• Work to do
Records follow. Copy every line with "from".

** BEGIN **

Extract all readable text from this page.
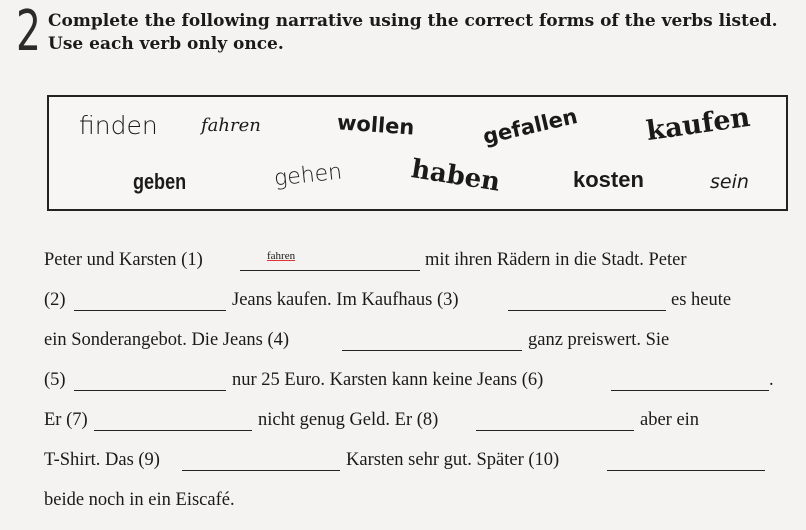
2 Complete the following narrative using the correct forms of the verbs listed. Use each verb only once.
finden fahren	wollen	gefallen kaufen
geben	gehen	haben	kosten	sein
Peter und Karsten (1)	fahren	mit ihren Rädern in die Stadt. Peter
(2)	Jeans kaufen. Im Kaufhaus (3)	es heute
ein Sonderangebot. Die Jeans (4)	ganz preiswert. Sie
(5)	nur 25 Euro. Karsten kann keine Jeans (6)	.
Er (7)	nicht genug Geld. Er (8)	aber ein
T-Shirt. Das (9)	Karsten sehr gut. Später (10)
beide noch in ein Eiscafé.
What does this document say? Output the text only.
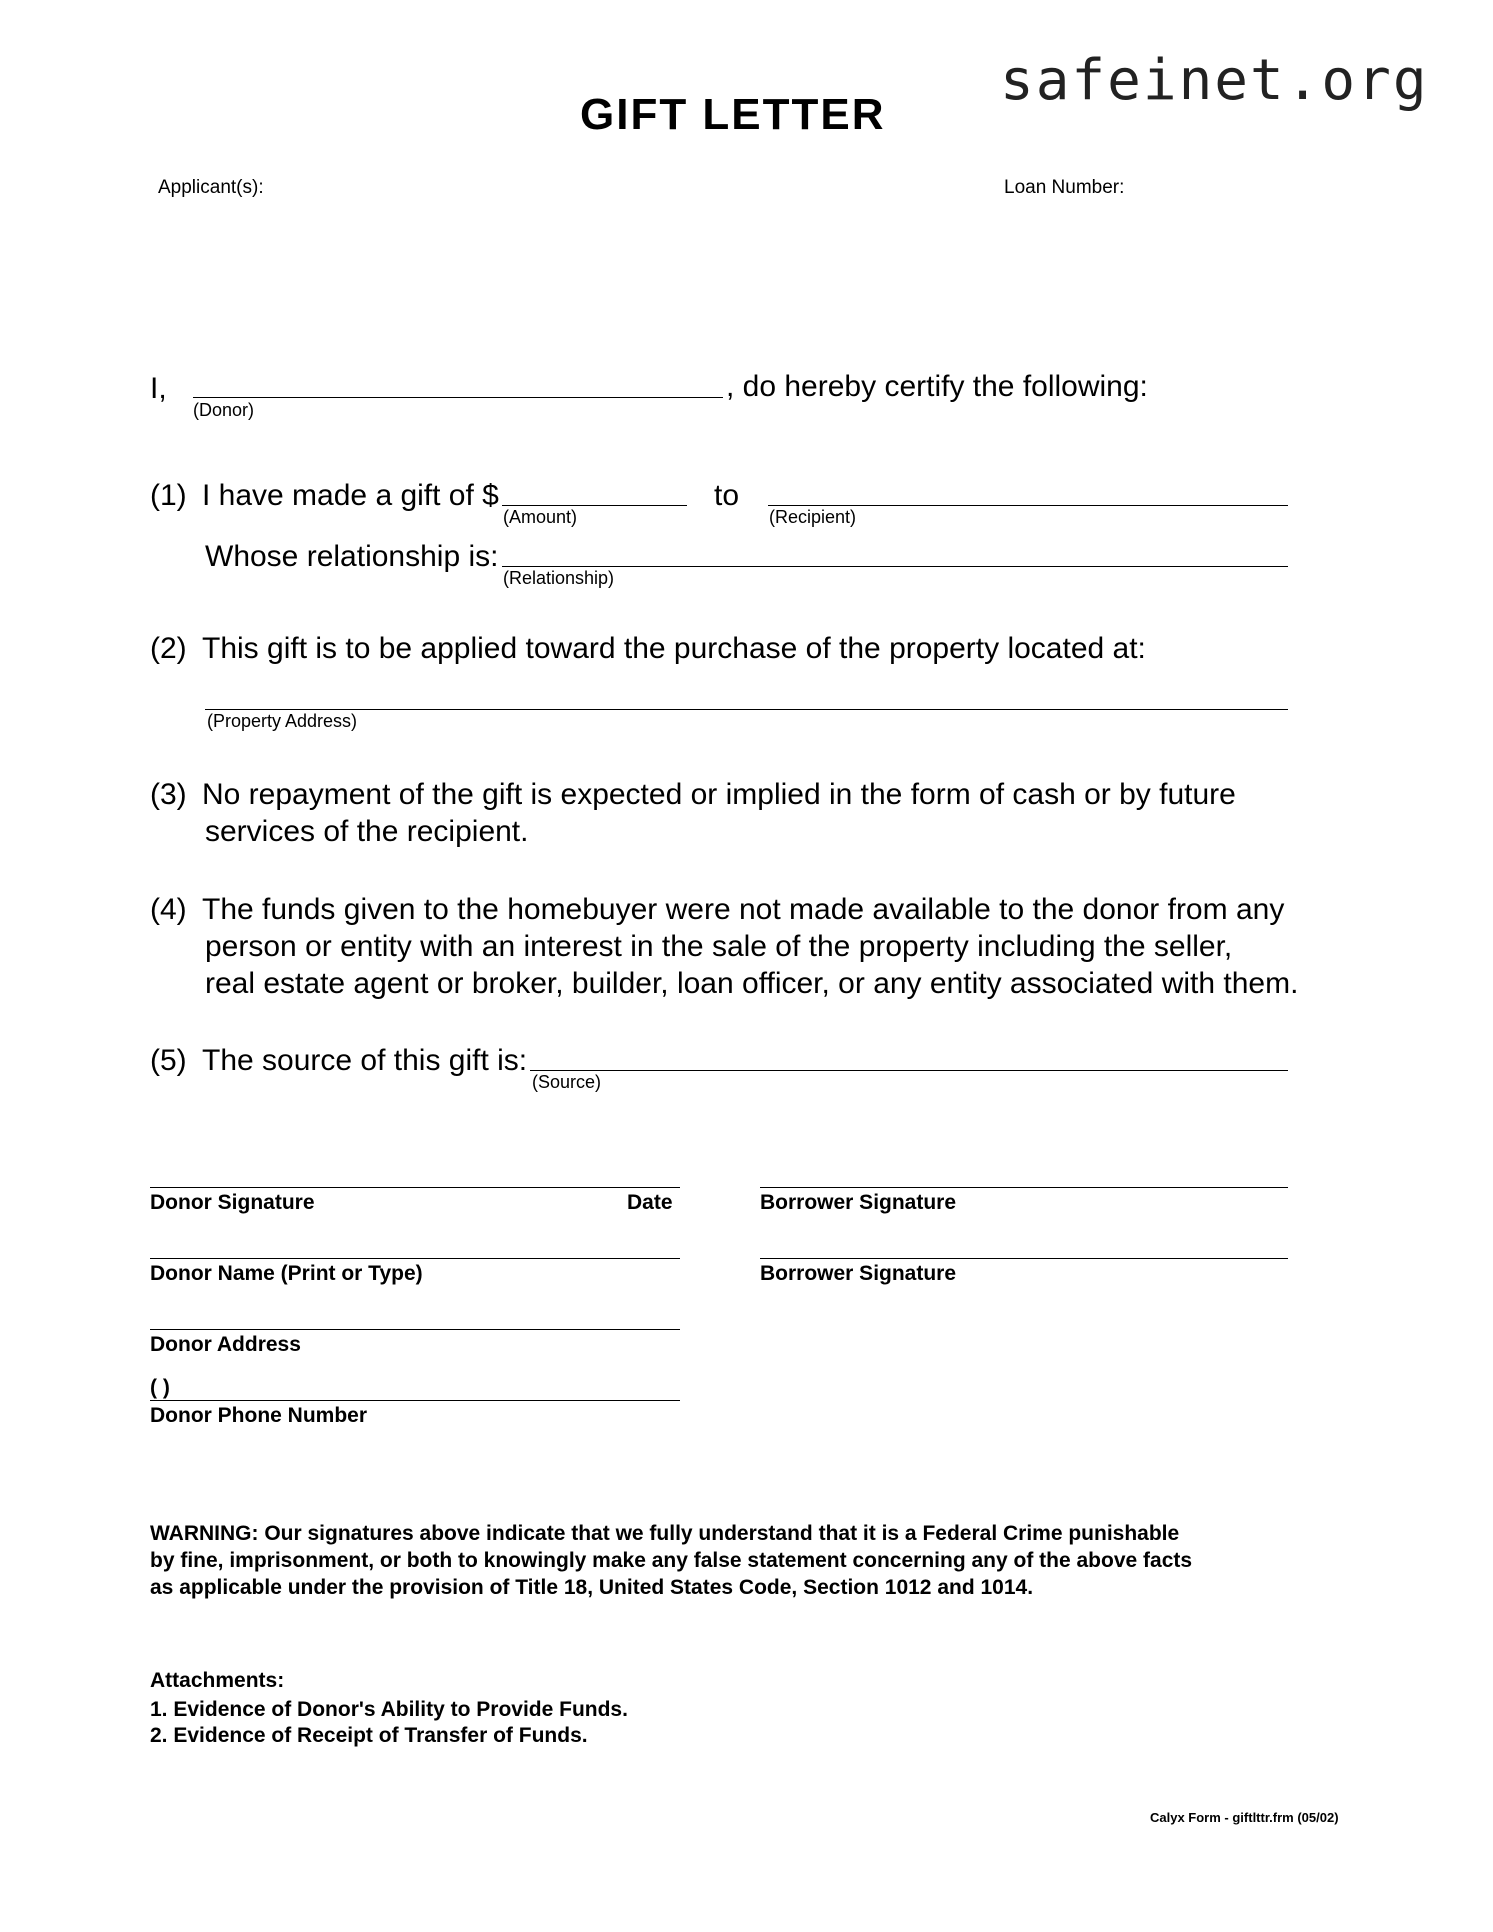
safeinet.org
GIFT LETTER
Applicant(s):	Loan Number:
I,	, do hereby certify the following:
(Donor)
(1) I have made a gift of $
(Amount)
to
(Recipient)
Whose relationship is:
(Relationship)
(2) This gift is to be applied toward the purchase of the property located at:
(Property Address)
(3) No repayment of the gift is expected or implied in the form of cash or by future
services of the recipient.
(4) The funds given to the homebuyer were not made available to the donor from any
person or entity with an interest in the sale of the property including the seller,
real estate agent or broker, builder, loan officer, or any entity associated with them.
(5) The source of this gift is:
(Source)
Donor Signature	Date	Borrower Signature
Donor Name (Print or Type)	Borrower Signature
Donor Address
( )
Donor Phone Number
WARNING: Our signatures above indicate that we fully understand that it is a Federal Crime punishable
by fine, imprisonment, or both to knowingly make any false statement concerning any of the above facts
as applicable under the provision of Title 18, United States Code, Section 1012 and 1014.
Attachments:
1. Evidence of Donor's Ability to Provide Funds.
2. Evidence of Receipt of Transfer of Funds.
Calyx Form - giftlttr.frm (05/02)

** END **

• Output for this task
Extract all readable text from this page.
(4) The funds given to the homebuyer were not made available to the donor from any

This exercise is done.